Prompt: Pictures appear in the records below; write out everything else exactly.

(Extracted records)
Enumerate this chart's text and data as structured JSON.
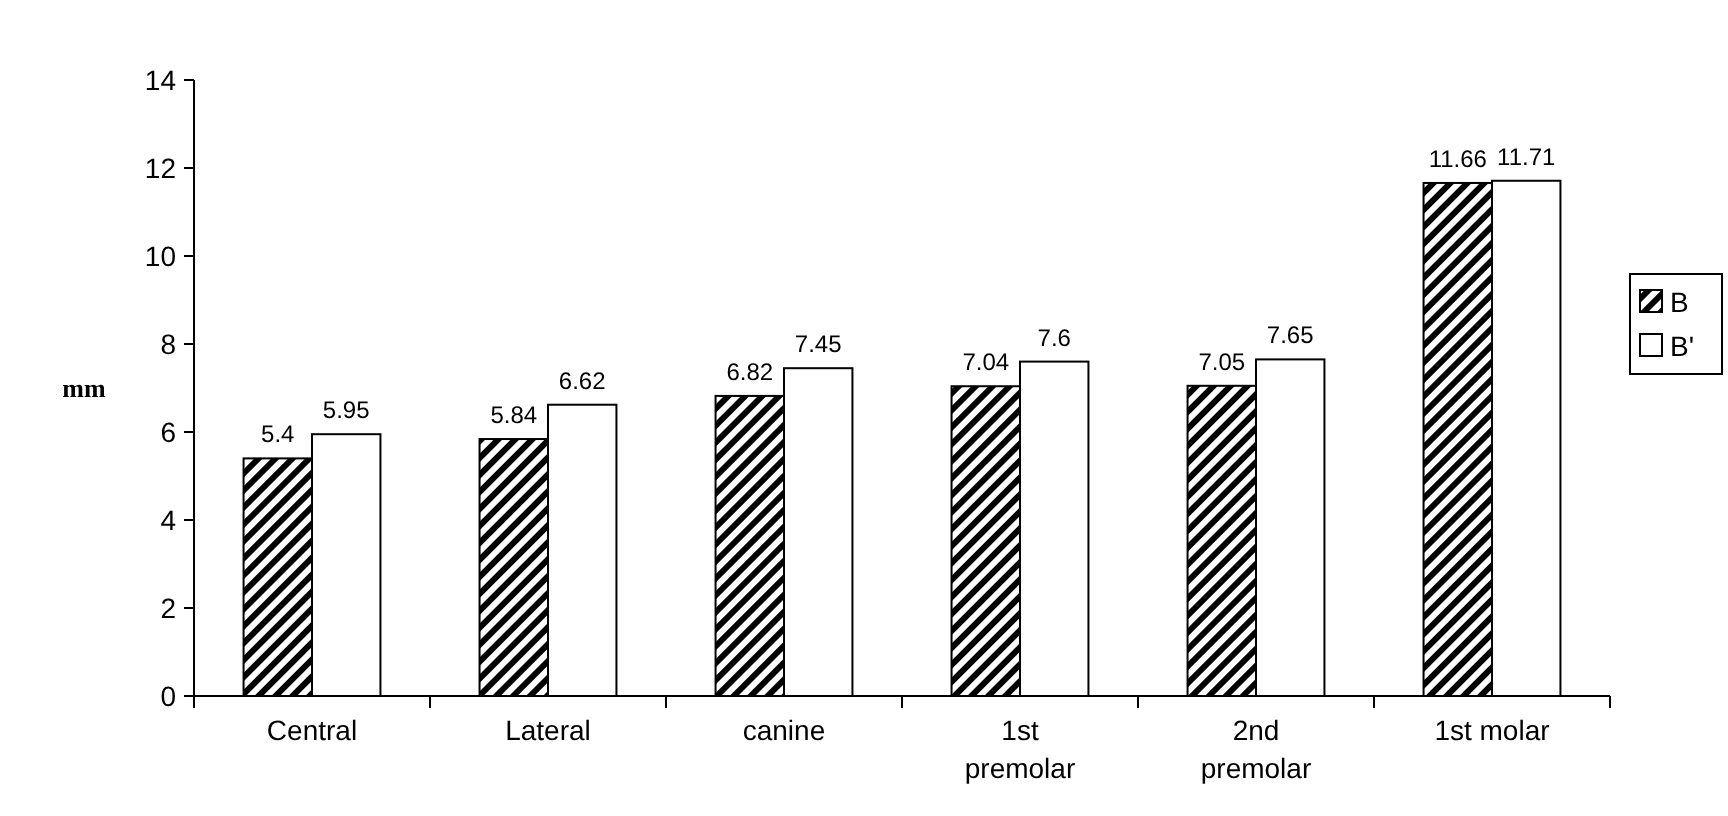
{
  "chart_data": {
    "type": "bar",
    "ylabel": "mm",
    "categories": [
      "Central",
      "Lateral",
      "canine",
      "1st\npremolar",
      "2nd\npremolar",
      "1st molar"
    ],
    "series": [
      {
        "name": "B",
        "color": "#000000",
        "values": [
          5.4,
          5.84,
          6.82,
          7.04,
          7.05,
          11.66
        ]
      },
      {
        "name": "B'",
        "color": "#ffffff",
        "values": [
          5.95,
          6.62,
          7.45,
          7.6,
          7.65,
          11.71
        ]
      }
    ],
    "ylim": [
      0,
      14
    ],
    "yticks": [
      0,
      2,
      4,
      6,
      8,
      10,
      12,
      14
    ],
    "data_labels": true,
    "legend": "right"
  }
}
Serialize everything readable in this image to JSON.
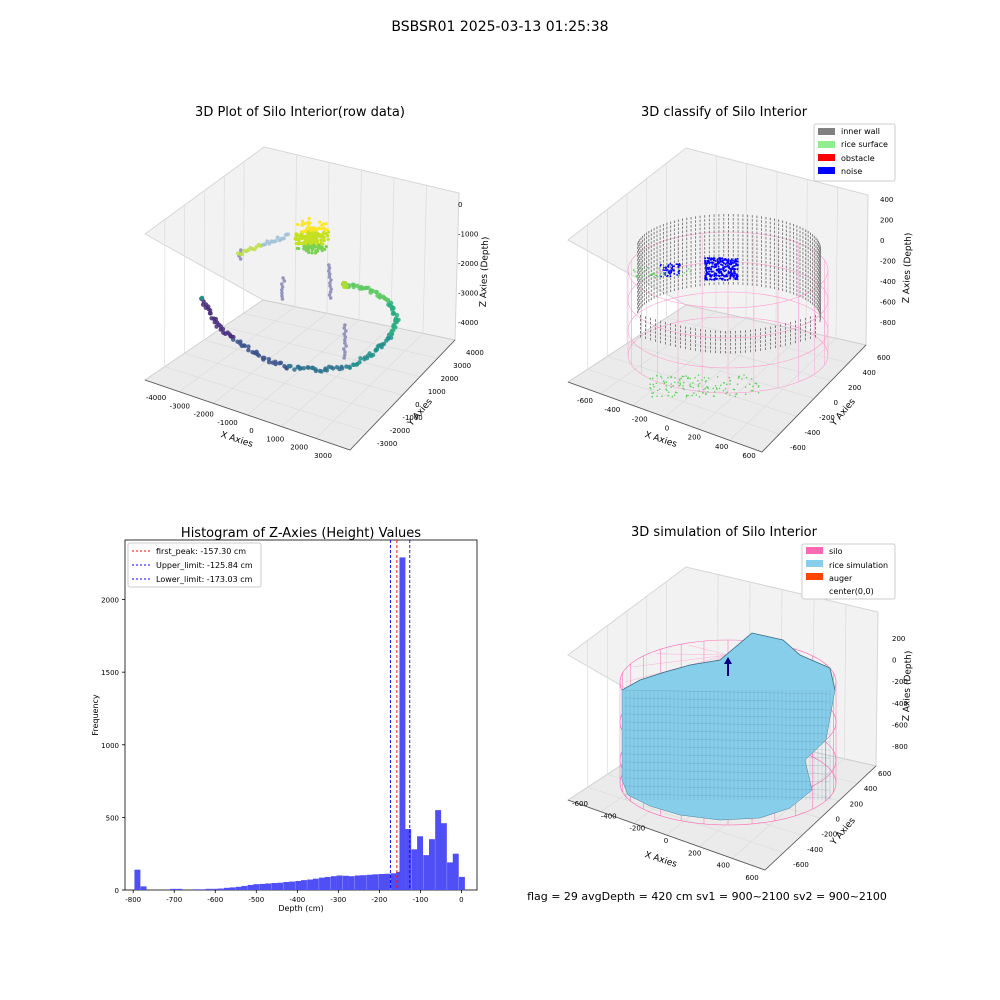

Complete output:
Enumerate this chart's text and data as structured JSON.
{
  "chart_data": {
    "type": "bar",
    "ylabel": "mm",
    "categories": [
      "Central",
      "Lateral",
      "canine",
      "1st\npremolar",
      "2nd\npremolar",
      "1st molar"
    ],
    "series": [
      {
        "name": "B",
        "color": "#000000",
        "values": [
          5.4,
          5.84,
          6.82,
          7.04,
          7.05,
          11.66
        ]
      },
      {
        "name": "B'",
        "color": "#ffffff",
        "values": [
          5.95,
          6.62,
          7.45,
          7.6,
          7.65,
          11.71
        ]
      }
    ],
    "ylim": [
      0,
      14
    ],
    "yticks": [
      0,
      2,
      4,
      6,
      8,
      10,
      12,
      14
    ],
    "data_labels": true,
    "legend": "right"
  }
}
Serialize everything readable in this image to JSON.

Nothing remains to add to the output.